### WHAT IS ASKED
Go through the listing and pick out each line with the word "this" in it.
-------
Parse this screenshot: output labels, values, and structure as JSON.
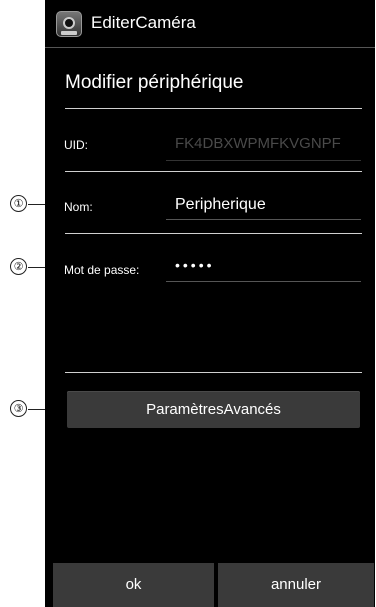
{
  "app": {
    "title": "EditerCaméra"
  },
  "dialog": {
    "title": "Modifier périphérique"
  },
  "fields": {
    "uid": {
      "label": "UID:",
      "value": "FK4DBXWPMFKVGNPF"
    },
    "name": {
      "label": "Nom:",
      "value": "Peripherique"
    },
    "password": {
      "label": "Mot de passe:",
      "value": "•••••"
    }
  },
  "buttons": {
    "advanced": "ParamètresAvancés",
    "ok": "ok",
    "cancel": "annuler"
  },
  "callouts": [
    "①",
    "②",
    "③"
  ],
  "colors": {
    "background": "#000000",
    "button": "#3a3a3a",
    "text": "#ffffff",
    "disabled_text": "#4a4a4a"
  }
}
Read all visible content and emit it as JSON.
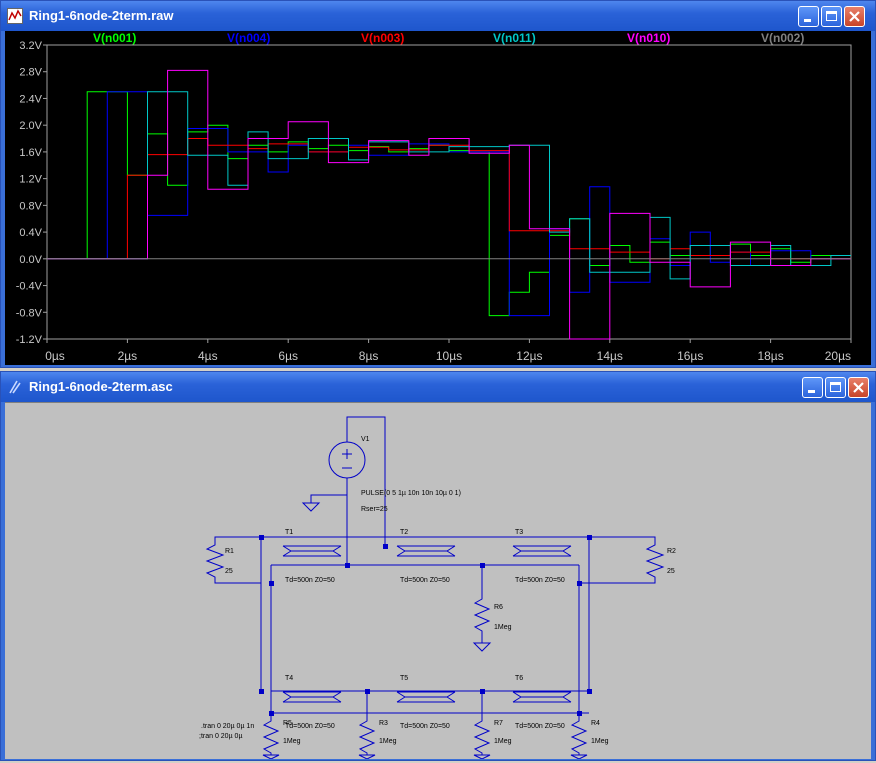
{
  "waveform_window": {
    "title": "Ring1-6node-2term.raw",
    "traces": [
      {
        "name": "V(n001)",
        "color": "#00ff00"
      },
      {
        "name": "V(n004)",
        "color": "#0000ff"
      },
      {
        "name": "V(n003)",
        "color": "#ff0000"
      },
      {
        "name": "V(n011)",
        "color": "#00c8c8"
      },
      {
        "name": "V(n010)",
        "color": "#ff00ff"
      },
      {
        "name": "V(n002)",
        "color": "#808080"
      }
    ]
  },
  "schematic_window": {
    "title": "Ring1-6node-2term.asc",
    "source": {
      "ref": "V1",
      "value": "PULSE(0 5 1µ 10n 10n 10µ 0 1)",
      "rser": "Rser=25"
    },
    "tlines": [
      {
        "ref": "T1",
        "params": "Td=500n Z0=50"
      },
      {
        "ref": "T2",
        "params": "Td=500n Z0=50"
      },
      {
        "ref": "T3",
        "params": "Td=500n Z0=50"
      },
      {
        "ref": "T4",
        "params": "Td=500n Z0=50"
      },
      {
        "ref": "T5",
        "params": "Td=500n Z0=50"
      },
      {
        "ref": "T6",
        "params": "Td=500n Z0=50"
      }
    ],
    "resistors": [
      {
        "ref": "R1",
        "value": "25"
      },
      {
        "ref": "R2",
        "value": "25"
      },
      {
        "ref": "R3",
        "value": "1Meg"
      },
      {
        "ref": "R4",
        "value": "1Meg"
      },
      {
        "ref": "R5",
        "value": "1Meg"
      },
      {
        "ref": "R6",
        "value": "1Meg"
      },
      {
        "ref": "R7",
        "value": "1Meg"
      }
    ],
    "directives": [
      ".tran 0 20µ 0µ 1n",
      ";tran 0 20µ 0µ"
    ]
  },
  "chart_data": {
    "type": "line",
    "title": "",
    "xlabel": "",
    "ylabel": "",
    "xlim": [
      0,
      20
    ],
    "ylim": [
      -1.2,
      3.2
    ],
    "x_tick_labels": [
      "0µs",
      "2µs",
      "4µs",
      "6µs",
      "8µs",
      "10µs",
      "12µs",
      "14µs",
      "16µs",
      "18µs",
      "20µs"
    ],
    "y_tick_labels": [
      "3.2V",
      "2.8V",
      "2.4V",
      "2.0V",
      "1.6V",
      "1.2V",
      "0.8V",
      "0.4V",
      "0.0V",
      "-0.4V",
      "-0.8V",
      "-1.2V"
    ],
    "grid": false,
    "legend": "top",
    "series": [
      {
        "name": "V(n001)",
        "color": "#00ff00",
        "points": [
          [
            0,
            0
          ],
          [
            1,
            0
          ],
          [
            1,
            2.5
          ],
          [
            2,
            2.5
          ],
          [
            2,
            1.25
          ],
          [
            2.5,
            1.25
          ],
          [
            2.5,
            1.87
          ],
          [
            3,
            1.87
          ],
          [
            3,
            1.1
          ],
          [
            3.5,
            1.1
          ],
          [
            3.5,
            1.9
          ],
          [
            4,
            1.9
          ],
          [
            4,
            2.0
          ],
          [
            4.5,
            2.0
          ],
          [
            4.5,
            1.5
          ],
          [
            5,
            1.5
          ],
          [
            5,
            1.7
          ],
          [
            5.5,
            1.7
          ],
          [
            5.5,
            1.6
          ],
          [
            6,
            1.6
          ],
          [
            6,
            1.75
          ],
          [
            6.5,
            1.75
          ],
          [
            6.5,
            1.65
          ],
          [
            7,
            1.65
          ],
          [
            7,
            1.7
          ],
          [
            7.5,
            1.7
          ],
          [
            7.5,
            1.62
          ],
          [
            8,
            1.62
          ],
          [
            8,
            1.68
          ],
          [
            8.5,
            1.68
          ],
          [
            8.5,
            1.6
          ],
          [
            9,
            1.6
          ],
          [
            9,
            1.65
          ],
          [
            9.5,
            1.65
          ],
          [
            9.5,
            1.7
          ],
          [
            10,
            1.7
          ],
          [
            10,
            1.62
          ],
          [
            10.5,
            1.62
          ],
          [
            10.5,
            1.6
          ],
          [
            11,
            1.6
          ],
          [
            11,
            -0.85
          ],
          [
            11.5,
            -0.85
          ],
          [
            11.5,
            -0.5
          ],
          [
            12,
            -0.5
          ],
          [
            12,
            -0.2
          ],
          [
            12.5,
            -0.2
          ],
          [
            12.5,
            0.35
          ],
          [
            13,
            0.35
          ],
          [
            13,
            0.6
          ],
          [
            13.5,
            0.6
          ],
          [
            13.5,
            -0.1
          ],
          [
            14,
            -0.1
          ],
          [
            14,
            0.2
          ],
          [
            14.5,
            0.2
          ],
          [
            14.5,
            -0.05
          ],
          [
            15,
            -0.05
          ],
          [
            15,
            0.25
          ],
          [
            15.5,
            0.25
          ],
          [
            15.5,
            0.05
          ],
          [
            16,
            0.05
          ],
          [
            16,
            0.2
          ],
          [
            16.5,
            0.2
          ],
          [
            16.5,
            0.05
          ],
          [
            17,
            0.05
          ],
          [
            17,
            0.22
          ],
          [
            17.5,
            0.22
          ],
          [
            17.5,
            0.05
          ],
          [
            18,
            0.05
          ],
          [
            18,
            0.15
          ],
          [
            18.5,
            0.15
          ],
          [
            18.5,
            -0.05
          ],
          [
            19,
            -0.05
          ],
          [
            19,
            0.05
          ],
          [
            20,
            0.05
          ]
        ]
      },
      {
        "name": "V(n004)",
        "color": "#0000ff",
        "points": [
          [
            0,
            0
          ],
          [
            1.5,
            0
          ],
          [
            1.5,
            2.5
          ],
          [
            2.5,
            2.5
          ],
          [
            2.5,
            0.65
          ],
          [
            3.5,
            0.65
          ],
          [
            3.5,
            1.95
          ],
          [
            4.5,
            1.95
          ],
          [
            4.5,
            1.6
          ],
          [
            5.5,
            1.6
          ],
          [
            5.5,
            1.3
          ],
          [
            6,
            1.3
          ],
          [
            6,
            1.7
          ],
          [
            6.5,
            1.7
          ],
          [
            6.5,
            1.6
          ],
          [
            7.5,
            1.6
          ],
          [
            7.5,
            1.7
          ],
          [
            8,
            1.7
          ],
          [
            8,
            1.55
          ],
          [
            9,
            1.55
          ],
          [
            9,
            1.72
          ],
          [
            10,
            1.72
          ],
          [
            10,
            1.6
          ],
          [
            11.5,
            1.6
          ],
          [
            11.5,
            -0.85
          ],
          [
            12.5,
            -0.85
          ],
          [
            12.5,
            0.45
          ],
          [
            13,
            0.45
          ],
          [
            13,
            -0.5
          ],
          [
            13.5,
            -0.5
          ],
          [
            13.5,
            1.08
          ],
          [
            14,
            1.08
          ],
          [
            14,
            -0.35
          ],
          [
            15,
            -0.35
          ],
          [
            15,
            0.3
          ],
          [
            15.5,
            0.3
          ],
          [
            15.5,
            -0.1
          ],
          [
            16,
            -0.1
          ],
          [
            16,
            0.4
          ],
          [
            16.5,
            0.4
          ],
          [
            16.5,
            -0.05
          ],
          [
            17,
            -0.05
          ],
          [
            17,
            0.1
          ],
          [
            17.5,
            0.1
          ],
          [
            17.5,
            -0.1
          ],
          [
            18,
            -0.1
          ],
          [
            18,
            0.12
          ],
          [
            19,
            0.12
          ],
          [
            19,
            0.0
          ],
          [
            20,
            0.0
          ]
        ]
      },
      {
        "name": "V(n003)",
        "color": "#ff0000",
        "points": [
          [
            0,
            0
          ],
          [
            2,
            0
          ],
          [
            2,
            1.25
          ],
          [
            2.5,
            1.25
          ],
          [
            2.5,
            1.56
          ],
          [
            3.5,
            1.56
          ],
          [
            3.5,
            1.8
          ],
          [
            4,
            1.8
          ],
          [
            4,
            1.7
          ],
          [
            5,
            1.7
          ],
          [
            5,
            1.65
          ],
          [
            5.5,
            1.65
          ],
          [
            5.5,
            1.72
          ],
          [
            6.5,
            1.72
          ],
          [
            6.5,
            1.6
          ],
          [
            7.5,
            1.6
          ],
          [
            7.5,
            1.67
          ],
          [
            8.5,
            1.67
          ],
          [
            8.5,
            1.63
          ],
          [
            9.5,
            1.63
          ],
          [
            9.5,
            1.7
          ],
          [
            10.5,
            1.7
          ],
          [
            10.5,
            1.62
          ],
          [
            11.5,
            1.62
          ],
          [
            11.5,
            0.42
          ],
          [
            12.5,
            0.42
          ],
          [
            12.5,
            0.42
          ],
          [
            13,
            0.42
          ],
          [
            13,
            0.15
          ],
          [
            14,
            0.15
          ],
          [
            14,
            0.1
          ],
          [
            15,
            0.1
          ],
          [
            15,
            0.0
          ],
          [
            15.5,
            0.0
          ],
          [
            15.5,
            0.15
          ],
          [
            16,
            0.15
          ],
          [
            16,
            0.05
          ],
          [
            17,
            0.05
          ],
          [
            17,
            0.1
          ],
          [
            18,
            0.1
          ],
          [
            18,
            0.0
          ],
          [
            20,
            0.0
          ]
        ]
      },
      {
        "name": "V(n011)",
        "color": "#00c8c8",
        "points": [
          [
            0,
            0
          ],
          [
            2.5,
            0
          ],
          [
            2.5,
            2.5
          ],
          [
            3.5,
            2.5
          ],
          [
            3.5,
            1.55
          ],
          [
            4.5,
            1.55
          ],
          [
            4.5,
            1.1
          ],
          [
            5,
            1.1
          ],
          [
            5,
            1.9
          ],
          [
            5.5,
            1.9
          ],
          [
            5.5,
            1.5
          ],
          [
            6.5,
            1.5
          ],
          [
            6.5,
            1.8
          ],
          [
            7.5,
            1.8
          ],
          [
            7.5,
            1.48
          ],
          [
            8,
            1.48
          ],
          [
            8,
            1.75
          ],
          [
            9,
            1.75
          ],
          [
            9,
            1.6
          ],
          [
            10,
            1.6
          ],
          [
            10,
            1.68
          ],
          [
            11.5,
            1.68
          ],
          [
            11.5,
            1.7
          ],
          [
            12.5,
            1.7
          ],
          [
            12.5,
            0.4
          ],
          [
            13,
            0.4
          ],
          [
            13,
            0.6
          ],
          [
            13.5,
            0.6
          ],
          [
            13.5,
            -0.2
          ],
          [
            15,
            -0.2
          ],
          [
            15,
            0.62
          ],
          [
            15.5,
            0.62
          ],
          [
            15.5,
            -0.3
          ],
          [
            16,
            -0.3
          ],
          [
            16,
            0.2
          ],
          [
            17,
            0.2
          ],
          [
            17,
            -0.1
          ],
          [
            18,
            -0.1
          ],
          [
            18,
            0.2
          ],
          [
            18.5,
            0.2
          ],
          [
            18.5,
            -0.1
          ],
          [
            19.5,
            -0.1
          ],
          [
            19.5,
            0.05
          ],
          [
            20,
            0.05
          ]
        ]
      },
      {
        "name": "V(n010)",
        "color": "#ff00ff",
        "points": [
          [
            0,
            0
          ],
          [
            2,
            0
          ],
          [
            2,
            0.0
          ],
          [
            2.5,
            0.0
          ],
          [
            2.5,
            1.25
          ],
          [
            3,
            1.25
          ],
          [
            3,
            2.82
          ],
          [
            4,
            2.82
          ],
          [
            4,
            1.04
          ],
          [
            5,
            1.04
          ],
          [
            5,
            1.8
          ],
          [
            6,
            1.8
          ],
          [
            6,
            2.05
          ],
          [
            7,
            2.05
          ],
          [
            7,
            1.44
          ],
          [
            8,
            1.44
          ],
          [
            8,
            1.77
          ],
          [
            9,
            1.77
          ],
          [
            9,
            1.55
          ],
          [
            9.5,
            1.55
          ],
          [
            9.5,
            1.8
          ],
          [
            10.5,
            1.8
          ],
          [
            10.5,
            1.58
          ],
          [
            11.5,
            1.58
          ],
          [
            11.5,
            1.7
          ],
          [
            12,
            1.7
          ],
          [
            12,
            0.45
          ],
          [
            13,
            0.45
          ],
          [
            13,
            -1.2
          ],
          [
            14,
            -1.2
          ],
          [
            14,
            0.68
          ],
          [
            15,
            0.68
          ],
          [
            15,
            -0.05
          ],
          [
            16,
            -0.05
          ],
          [
            16,
            -0.42
          ],
          [
            17,
            -0.42
          ],
          [
            17,
            0.25
          ],
          [
            18,
            0.25
          ],
          [
            18,
            -0.1
          ],
          [
            19,
            -0.1
          ],
          [
            19,
            0.0
          ],
          [
            20,
            0.0
          ]
        ]
      },
      {
        "name": "V(n002)",
        "color": "#808080",
        "points": [
          [
            0,
            0
          ],
          [
            20,
            0
          ]
        ]
      }
    ]
  }
}
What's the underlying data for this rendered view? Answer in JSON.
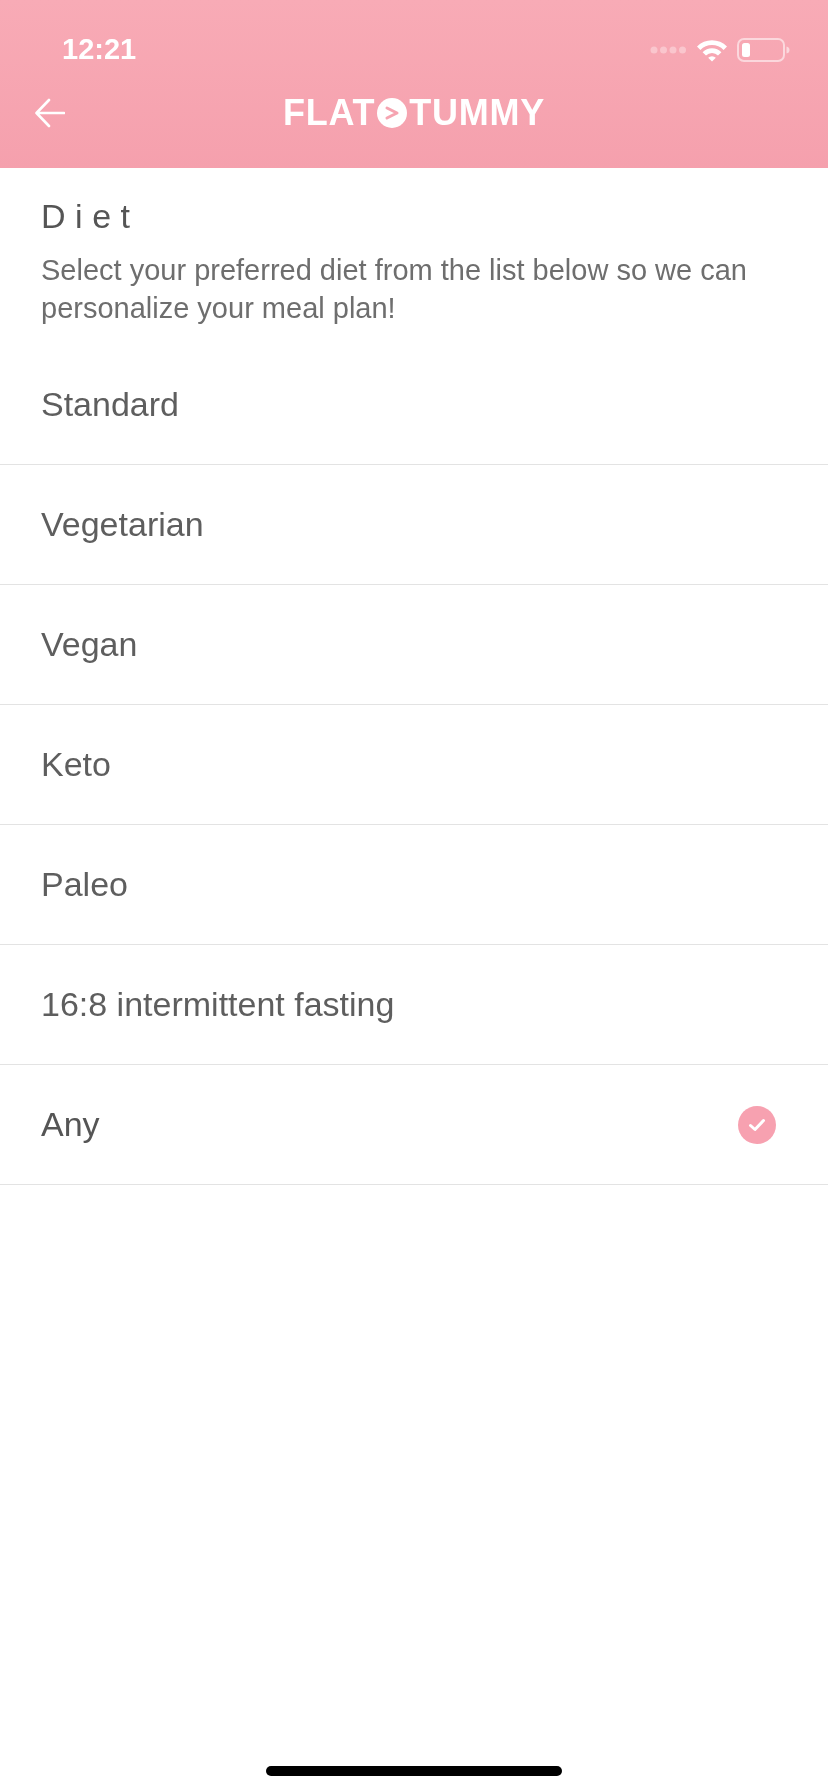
-------
### FULL OUTPUT
Parse this screenshot: output labels, values, and structure as JSON.
What's the underlying data for this rendered view? Answer in JSON.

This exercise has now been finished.